start Dataset

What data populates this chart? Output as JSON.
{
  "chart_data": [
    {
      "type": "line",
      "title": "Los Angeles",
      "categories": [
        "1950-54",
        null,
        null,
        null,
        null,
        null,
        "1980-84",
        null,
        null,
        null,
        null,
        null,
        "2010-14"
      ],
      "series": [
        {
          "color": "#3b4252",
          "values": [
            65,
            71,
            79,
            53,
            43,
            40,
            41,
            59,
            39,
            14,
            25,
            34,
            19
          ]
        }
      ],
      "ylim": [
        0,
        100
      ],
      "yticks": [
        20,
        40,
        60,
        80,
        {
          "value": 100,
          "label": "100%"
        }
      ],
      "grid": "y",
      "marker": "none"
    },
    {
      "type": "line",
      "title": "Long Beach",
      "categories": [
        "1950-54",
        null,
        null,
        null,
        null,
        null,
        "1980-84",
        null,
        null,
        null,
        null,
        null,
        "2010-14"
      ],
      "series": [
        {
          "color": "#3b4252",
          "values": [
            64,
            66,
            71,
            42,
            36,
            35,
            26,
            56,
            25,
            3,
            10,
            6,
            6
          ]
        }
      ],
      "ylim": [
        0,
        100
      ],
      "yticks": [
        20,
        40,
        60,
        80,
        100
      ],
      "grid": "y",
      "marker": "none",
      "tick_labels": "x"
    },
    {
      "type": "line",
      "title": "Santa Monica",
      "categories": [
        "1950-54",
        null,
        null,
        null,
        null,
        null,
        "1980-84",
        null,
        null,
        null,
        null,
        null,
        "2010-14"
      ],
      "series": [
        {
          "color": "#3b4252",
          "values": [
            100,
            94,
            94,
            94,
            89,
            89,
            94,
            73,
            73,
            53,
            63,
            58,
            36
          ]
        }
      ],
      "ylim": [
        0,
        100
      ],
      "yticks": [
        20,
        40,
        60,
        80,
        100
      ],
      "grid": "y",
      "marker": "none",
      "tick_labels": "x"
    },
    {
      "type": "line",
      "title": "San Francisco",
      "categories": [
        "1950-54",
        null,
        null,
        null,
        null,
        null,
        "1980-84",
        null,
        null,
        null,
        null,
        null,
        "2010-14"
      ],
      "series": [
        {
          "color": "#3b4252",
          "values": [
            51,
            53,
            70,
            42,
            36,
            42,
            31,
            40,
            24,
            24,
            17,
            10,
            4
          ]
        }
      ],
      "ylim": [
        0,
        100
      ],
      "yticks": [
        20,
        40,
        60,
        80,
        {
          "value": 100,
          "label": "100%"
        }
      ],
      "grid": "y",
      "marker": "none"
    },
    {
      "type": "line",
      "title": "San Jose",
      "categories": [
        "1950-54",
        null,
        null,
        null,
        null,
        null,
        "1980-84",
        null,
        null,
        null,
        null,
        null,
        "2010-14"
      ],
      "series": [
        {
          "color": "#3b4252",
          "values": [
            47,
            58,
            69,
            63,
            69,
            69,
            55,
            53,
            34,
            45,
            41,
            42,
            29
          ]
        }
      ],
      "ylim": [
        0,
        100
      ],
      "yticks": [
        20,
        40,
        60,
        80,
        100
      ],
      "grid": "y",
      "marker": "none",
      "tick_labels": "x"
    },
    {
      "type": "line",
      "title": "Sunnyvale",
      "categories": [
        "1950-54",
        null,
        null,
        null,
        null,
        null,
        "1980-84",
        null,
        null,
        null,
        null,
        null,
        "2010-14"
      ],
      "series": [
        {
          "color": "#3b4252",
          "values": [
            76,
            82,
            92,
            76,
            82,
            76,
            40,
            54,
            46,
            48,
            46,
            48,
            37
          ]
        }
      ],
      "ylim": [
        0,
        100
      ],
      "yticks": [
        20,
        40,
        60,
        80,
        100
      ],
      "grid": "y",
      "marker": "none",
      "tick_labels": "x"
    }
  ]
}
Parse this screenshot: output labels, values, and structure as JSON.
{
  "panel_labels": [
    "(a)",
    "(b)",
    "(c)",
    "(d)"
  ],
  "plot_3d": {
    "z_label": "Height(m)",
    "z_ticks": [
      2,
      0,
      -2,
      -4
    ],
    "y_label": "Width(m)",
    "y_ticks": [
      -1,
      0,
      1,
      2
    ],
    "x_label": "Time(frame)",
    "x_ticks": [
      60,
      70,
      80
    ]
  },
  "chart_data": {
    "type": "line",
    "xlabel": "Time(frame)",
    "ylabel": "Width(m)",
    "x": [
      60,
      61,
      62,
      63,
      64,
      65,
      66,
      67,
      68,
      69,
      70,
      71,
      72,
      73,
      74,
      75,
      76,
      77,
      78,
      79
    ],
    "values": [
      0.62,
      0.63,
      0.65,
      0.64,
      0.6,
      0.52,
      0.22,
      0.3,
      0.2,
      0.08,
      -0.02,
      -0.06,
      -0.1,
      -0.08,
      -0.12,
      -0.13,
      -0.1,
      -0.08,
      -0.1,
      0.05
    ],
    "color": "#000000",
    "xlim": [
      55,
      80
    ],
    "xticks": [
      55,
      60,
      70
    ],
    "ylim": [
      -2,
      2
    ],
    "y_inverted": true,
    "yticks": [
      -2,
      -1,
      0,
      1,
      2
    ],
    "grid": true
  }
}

end Dataset

- **Goal of the exercise**
Using the listing above, gather each line that holds the string "title" and copy it.

- **Exercise output**
      "title": "Los Angeles",
      "title": "Long Beach",
      "title": "Santa Monica",
      "title": "San Francisco",
      "title": "San Jose",
      "title": "Sunnyvale",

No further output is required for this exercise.